### Exercise objective:
Review the material and extract every line in which the word "JSON" occurs.

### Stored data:
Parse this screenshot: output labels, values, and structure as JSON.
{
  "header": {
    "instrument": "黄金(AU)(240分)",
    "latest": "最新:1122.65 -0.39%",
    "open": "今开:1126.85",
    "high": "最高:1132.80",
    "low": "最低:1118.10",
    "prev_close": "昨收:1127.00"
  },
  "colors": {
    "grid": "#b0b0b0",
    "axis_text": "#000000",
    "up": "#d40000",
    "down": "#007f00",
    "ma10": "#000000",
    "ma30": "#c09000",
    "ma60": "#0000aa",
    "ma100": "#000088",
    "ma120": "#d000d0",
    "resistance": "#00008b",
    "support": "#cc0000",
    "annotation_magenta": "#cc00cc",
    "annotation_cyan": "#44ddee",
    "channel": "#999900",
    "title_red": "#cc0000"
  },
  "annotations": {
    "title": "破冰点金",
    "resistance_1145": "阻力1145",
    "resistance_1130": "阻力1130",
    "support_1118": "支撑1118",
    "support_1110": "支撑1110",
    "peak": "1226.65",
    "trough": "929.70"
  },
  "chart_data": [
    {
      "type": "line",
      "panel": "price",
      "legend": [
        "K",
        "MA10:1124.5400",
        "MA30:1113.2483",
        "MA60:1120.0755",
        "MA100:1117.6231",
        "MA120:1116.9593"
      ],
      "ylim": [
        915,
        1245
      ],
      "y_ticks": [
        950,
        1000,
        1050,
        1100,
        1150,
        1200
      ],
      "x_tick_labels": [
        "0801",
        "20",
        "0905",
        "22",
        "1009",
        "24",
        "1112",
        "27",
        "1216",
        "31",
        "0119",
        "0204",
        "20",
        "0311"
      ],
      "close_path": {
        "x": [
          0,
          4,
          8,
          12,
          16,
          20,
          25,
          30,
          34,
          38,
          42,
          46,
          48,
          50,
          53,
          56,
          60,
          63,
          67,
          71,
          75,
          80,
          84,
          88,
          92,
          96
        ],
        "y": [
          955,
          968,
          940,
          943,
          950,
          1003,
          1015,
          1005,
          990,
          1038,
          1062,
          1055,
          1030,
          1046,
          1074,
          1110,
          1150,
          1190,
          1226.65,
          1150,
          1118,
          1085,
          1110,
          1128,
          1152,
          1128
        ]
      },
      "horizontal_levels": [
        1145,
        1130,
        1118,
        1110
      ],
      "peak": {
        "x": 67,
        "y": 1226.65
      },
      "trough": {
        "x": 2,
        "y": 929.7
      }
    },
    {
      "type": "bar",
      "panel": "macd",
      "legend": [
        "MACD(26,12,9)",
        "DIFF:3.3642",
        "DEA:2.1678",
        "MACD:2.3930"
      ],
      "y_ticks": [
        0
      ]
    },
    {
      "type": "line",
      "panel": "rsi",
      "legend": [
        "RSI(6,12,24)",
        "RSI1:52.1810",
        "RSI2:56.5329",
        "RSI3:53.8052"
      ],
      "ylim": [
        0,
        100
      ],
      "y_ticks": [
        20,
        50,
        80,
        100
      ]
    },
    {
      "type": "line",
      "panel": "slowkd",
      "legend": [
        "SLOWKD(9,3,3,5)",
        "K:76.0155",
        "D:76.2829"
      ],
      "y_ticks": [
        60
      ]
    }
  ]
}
...
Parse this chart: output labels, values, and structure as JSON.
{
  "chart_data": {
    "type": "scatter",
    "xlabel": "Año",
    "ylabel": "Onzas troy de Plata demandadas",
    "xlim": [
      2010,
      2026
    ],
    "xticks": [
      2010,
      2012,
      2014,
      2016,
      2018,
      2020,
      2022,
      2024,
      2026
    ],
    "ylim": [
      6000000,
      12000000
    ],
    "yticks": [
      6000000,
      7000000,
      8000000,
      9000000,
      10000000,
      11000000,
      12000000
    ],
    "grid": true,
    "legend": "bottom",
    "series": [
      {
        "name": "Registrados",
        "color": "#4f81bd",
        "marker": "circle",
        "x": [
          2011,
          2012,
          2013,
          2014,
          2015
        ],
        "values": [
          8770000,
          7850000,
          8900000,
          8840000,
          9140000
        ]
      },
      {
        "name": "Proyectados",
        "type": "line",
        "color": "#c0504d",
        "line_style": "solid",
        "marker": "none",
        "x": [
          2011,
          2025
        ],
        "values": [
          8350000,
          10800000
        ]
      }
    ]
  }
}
---
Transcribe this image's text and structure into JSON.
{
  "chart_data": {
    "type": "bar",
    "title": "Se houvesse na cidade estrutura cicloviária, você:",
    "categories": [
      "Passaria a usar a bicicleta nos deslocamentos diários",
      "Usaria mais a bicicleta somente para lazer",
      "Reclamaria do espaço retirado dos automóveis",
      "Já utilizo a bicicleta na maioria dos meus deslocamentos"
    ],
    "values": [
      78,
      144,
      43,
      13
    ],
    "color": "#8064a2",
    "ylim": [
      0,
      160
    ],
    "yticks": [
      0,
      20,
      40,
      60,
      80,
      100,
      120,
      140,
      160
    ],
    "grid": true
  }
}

### Right answer:
Parse this screenshot: output labels, values, and structure as JSON.
Parse this chart: output labels, values, and structure as JSON.
Transcribe this image's text and structure into JSON.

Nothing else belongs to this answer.